* [Given passage]
-- begin --

Resource Plan — In October 2009, the CPUC approved the acquisitions of the resources identified in the bid evaluation report filed with the CPUC in August 2009.  With minor modification, the CPUC adopted PSCo’s preferred plan, which includes an incremental 900 MW of additional intermittent renewable energy resources (wind and photovoltaic (PV) solar) and approximately 280 MW of “new technology” renewable energy sources.  The CPUC approved the selection of about 900 MW of traditional gas-fired resources.  The OCC has appealed the CPUC’s approval of the resource plan to Denver District Court, arguing that the CPUC erred in approving a portfolio where PSCo obtained an ownership interest in gas-fired generation and that this portfolio will not result in just and reasonable rates.

In May 2010, PSCo filed for approval to purchase approximately 900 MW of gas-fired generation from subsidiaries of Calpine Corporation consistent with the CPUC approved portfolio.  PSCo has the ability to terminate the transaction if conditions on regulatory approval are unacceptable.  The purchase is subject to federal and state regulatory approvals including approval of the proposed recovery of costs.  In June 2010, the Federal Trade Commission provided notice of the early termination of the waiting period for premerger review.  In July 2010, the FERC issued an order approving the acquisition.

 
50


In September 2010, PSCo reached partial settlement with CPUC staff, the Colorado Independent Energy Association and the OCC, which provided for recovery of the revenue requirement (capital and O&M costs) associated with the transaction through an interim rider mechanism less a $3.9 million annual revenue reduction until PSCo implements new retail base rates.  Additionally, in its next retail rate case, PSCo shall be allowed recovery of the net book value, based on the $739 million purchase price.

On Oct. 18, 2010, the CPUC approved the acquisition and the cost recovery settlement.  The CPUC also required PSCo to file a rate case by April 30, 2012 to move the investment into rate base.  The revenue requirements associated with the asset acquisition will continue to be recovered through the purchase capacity cost adjustment until final rates are implemented.  Fuel costs will continue to flow through the energy cost adjustment and fuel cost adjustment mechanisms.  The acquisition is expected to close in December 2010.

In June 2010, PSCo filed an amendment to the approved resource plan to reduce the amount of solar resources (combination of PV solar and new technology renewable energy resources) acquired to an amount that could be accommodated using existing transmission facilities.  This change was necessitated by delays in the certificate of public convenience and necessity process to develop a significant new transmission project that would allow access to the Colorado’s best solar resource.  The request to reduce solar acquisitions up to 185 MW will ensure that PSCo will not be subject to significant curtailment payments due to use of non-firm transmission.  The matter has been referred to an ALJ.

-- end --

* [Dataset content]
-- begin --

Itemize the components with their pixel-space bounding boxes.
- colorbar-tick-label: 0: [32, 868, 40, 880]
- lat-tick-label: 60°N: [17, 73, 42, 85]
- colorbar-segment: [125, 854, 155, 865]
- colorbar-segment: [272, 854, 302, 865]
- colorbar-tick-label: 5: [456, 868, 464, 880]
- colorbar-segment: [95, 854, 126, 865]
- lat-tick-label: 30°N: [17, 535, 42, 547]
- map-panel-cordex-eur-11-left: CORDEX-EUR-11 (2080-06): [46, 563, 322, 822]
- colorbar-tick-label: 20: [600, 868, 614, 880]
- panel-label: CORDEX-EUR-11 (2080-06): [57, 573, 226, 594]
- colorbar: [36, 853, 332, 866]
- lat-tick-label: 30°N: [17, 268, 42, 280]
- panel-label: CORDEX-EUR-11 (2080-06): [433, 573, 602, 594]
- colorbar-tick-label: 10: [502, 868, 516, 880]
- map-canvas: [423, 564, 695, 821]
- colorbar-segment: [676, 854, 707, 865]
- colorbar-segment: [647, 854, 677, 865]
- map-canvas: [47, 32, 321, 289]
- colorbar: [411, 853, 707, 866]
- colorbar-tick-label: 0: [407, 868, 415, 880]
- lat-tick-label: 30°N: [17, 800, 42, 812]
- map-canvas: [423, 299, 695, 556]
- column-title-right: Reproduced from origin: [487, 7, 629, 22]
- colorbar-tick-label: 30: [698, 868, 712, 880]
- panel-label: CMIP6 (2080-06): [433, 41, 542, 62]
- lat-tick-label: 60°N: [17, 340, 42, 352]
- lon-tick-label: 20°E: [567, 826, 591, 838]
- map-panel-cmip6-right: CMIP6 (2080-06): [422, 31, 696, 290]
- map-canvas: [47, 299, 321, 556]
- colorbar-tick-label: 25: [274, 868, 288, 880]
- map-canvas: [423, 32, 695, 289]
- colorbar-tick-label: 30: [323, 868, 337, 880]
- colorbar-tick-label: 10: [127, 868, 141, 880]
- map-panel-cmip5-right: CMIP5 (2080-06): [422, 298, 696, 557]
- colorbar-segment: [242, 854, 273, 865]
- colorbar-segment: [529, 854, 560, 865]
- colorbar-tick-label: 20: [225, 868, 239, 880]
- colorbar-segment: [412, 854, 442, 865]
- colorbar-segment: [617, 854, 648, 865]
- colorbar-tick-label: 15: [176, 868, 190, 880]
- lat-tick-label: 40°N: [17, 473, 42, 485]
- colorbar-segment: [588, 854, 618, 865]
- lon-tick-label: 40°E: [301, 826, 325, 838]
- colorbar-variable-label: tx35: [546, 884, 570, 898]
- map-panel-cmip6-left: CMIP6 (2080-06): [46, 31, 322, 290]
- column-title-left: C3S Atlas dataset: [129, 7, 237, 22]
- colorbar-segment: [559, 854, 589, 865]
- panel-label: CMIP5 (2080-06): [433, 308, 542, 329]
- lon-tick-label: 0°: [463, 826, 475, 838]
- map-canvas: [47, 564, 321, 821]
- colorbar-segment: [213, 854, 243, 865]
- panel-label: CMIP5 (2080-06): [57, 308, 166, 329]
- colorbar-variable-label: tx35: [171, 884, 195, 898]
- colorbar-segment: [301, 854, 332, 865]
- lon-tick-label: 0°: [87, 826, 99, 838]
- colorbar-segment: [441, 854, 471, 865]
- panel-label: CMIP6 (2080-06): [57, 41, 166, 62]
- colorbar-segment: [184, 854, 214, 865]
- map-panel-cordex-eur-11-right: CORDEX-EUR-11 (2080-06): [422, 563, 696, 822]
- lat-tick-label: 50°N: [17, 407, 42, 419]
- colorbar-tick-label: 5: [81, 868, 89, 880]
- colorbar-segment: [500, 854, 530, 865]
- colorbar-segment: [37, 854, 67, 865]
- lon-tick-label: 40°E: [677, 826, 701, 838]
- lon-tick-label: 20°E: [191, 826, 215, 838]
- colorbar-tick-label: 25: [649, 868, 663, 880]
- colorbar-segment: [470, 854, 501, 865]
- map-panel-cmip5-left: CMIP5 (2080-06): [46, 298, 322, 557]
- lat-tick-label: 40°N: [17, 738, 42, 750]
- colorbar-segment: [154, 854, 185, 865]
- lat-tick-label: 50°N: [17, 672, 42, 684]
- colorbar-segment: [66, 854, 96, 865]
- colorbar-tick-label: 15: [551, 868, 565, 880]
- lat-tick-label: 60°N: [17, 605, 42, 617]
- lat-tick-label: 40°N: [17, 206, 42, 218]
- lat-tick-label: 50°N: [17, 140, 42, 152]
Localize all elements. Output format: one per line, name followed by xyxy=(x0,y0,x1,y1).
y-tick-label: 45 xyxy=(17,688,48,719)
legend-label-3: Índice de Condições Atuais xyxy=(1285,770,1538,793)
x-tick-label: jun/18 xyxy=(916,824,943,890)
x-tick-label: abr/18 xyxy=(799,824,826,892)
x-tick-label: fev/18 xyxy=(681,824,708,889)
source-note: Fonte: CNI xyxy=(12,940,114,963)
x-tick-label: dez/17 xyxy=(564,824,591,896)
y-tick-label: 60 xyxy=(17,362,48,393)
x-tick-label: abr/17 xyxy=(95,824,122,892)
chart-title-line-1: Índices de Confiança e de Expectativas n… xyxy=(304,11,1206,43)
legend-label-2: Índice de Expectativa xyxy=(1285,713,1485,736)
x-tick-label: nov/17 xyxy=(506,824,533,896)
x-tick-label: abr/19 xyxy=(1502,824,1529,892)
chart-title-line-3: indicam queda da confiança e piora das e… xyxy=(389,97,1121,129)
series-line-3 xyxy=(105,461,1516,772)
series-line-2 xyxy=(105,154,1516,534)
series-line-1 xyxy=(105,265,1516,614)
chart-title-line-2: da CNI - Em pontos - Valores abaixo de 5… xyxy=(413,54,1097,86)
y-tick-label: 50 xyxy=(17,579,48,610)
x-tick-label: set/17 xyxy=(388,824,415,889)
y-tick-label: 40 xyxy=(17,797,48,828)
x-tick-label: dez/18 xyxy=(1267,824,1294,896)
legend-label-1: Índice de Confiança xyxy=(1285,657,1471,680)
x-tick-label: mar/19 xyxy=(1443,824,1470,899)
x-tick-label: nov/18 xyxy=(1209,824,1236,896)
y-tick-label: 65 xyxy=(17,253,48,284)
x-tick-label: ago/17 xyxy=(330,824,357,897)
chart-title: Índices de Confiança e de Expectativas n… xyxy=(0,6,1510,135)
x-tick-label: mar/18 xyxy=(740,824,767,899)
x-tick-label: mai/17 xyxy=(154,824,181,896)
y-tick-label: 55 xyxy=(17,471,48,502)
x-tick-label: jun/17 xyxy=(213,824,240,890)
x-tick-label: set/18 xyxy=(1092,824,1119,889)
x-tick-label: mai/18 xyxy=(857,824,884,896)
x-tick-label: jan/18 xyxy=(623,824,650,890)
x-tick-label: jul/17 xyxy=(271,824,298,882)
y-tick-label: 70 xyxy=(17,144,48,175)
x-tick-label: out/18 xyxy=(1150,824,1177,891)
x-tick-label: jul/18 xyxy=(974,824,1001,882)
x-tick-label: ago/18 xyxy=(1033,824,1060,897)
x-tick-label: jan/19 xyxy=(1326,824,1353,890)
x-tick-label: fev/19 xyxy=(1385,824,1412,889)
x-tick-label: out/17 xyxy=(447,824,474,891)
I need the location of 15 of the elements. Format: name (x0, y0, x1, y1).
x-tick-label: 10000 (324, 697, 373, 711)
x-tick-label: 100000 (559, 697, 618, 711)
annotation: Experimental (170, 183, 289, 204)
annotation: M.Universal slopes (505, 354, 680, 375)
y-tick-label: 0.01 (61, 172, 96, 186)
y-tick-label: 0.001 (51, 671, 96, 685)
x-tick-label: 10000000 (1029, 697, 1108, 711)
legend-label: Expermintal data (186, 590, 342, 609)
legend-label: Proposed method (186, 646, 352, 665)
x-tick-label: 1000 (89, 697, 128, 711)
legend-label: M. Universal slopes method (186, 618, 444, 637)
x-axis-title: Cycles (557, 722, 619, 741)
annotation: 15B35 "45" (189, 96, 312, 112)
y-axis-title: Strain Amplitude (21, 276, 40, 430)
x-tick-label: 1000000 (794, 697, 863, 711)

-- end --

* [What you need to do]
1. Condense the paragraph of the resource plan passage that begins "In September 2010, PSCo reached partial settlement" into a short bulleted list that keeps its main facts.
2. Reproduce word for word the portion of the resource plan passage running from "In September 2010, PSCo" to "million purchase price.".

* [Results of the tasks]
1.
- In September 2010, PSCo reached a partial settlement with CPUC staff, the Colorado Independent Energy Association and the OCC.
- Until PSCo implements new retail base rates, the revenue requirement for the transaction (capital and O&M costs) is recovered through an interim rider mechanism, less a $3.9 million annual revenue reduction.
- In its next retail rate case, PSCo may recover the net book value, based on the $739 million purchase price.

2.
In September 2010, PSCo reached partial settlement with CPUC staff, the Colorado Independent Energy Association and the OCC, which provided for recovery of the revenue requirement (capital and O&M costs) associated with the transaction through an interim rider mechanism less a $3.9 million annual revenue reduction until PSCo implements new retail base rates.  Additionally, in its next retail rate case, PSCo shall be allowed recovery of the net book value, based on the $739 million purchase price.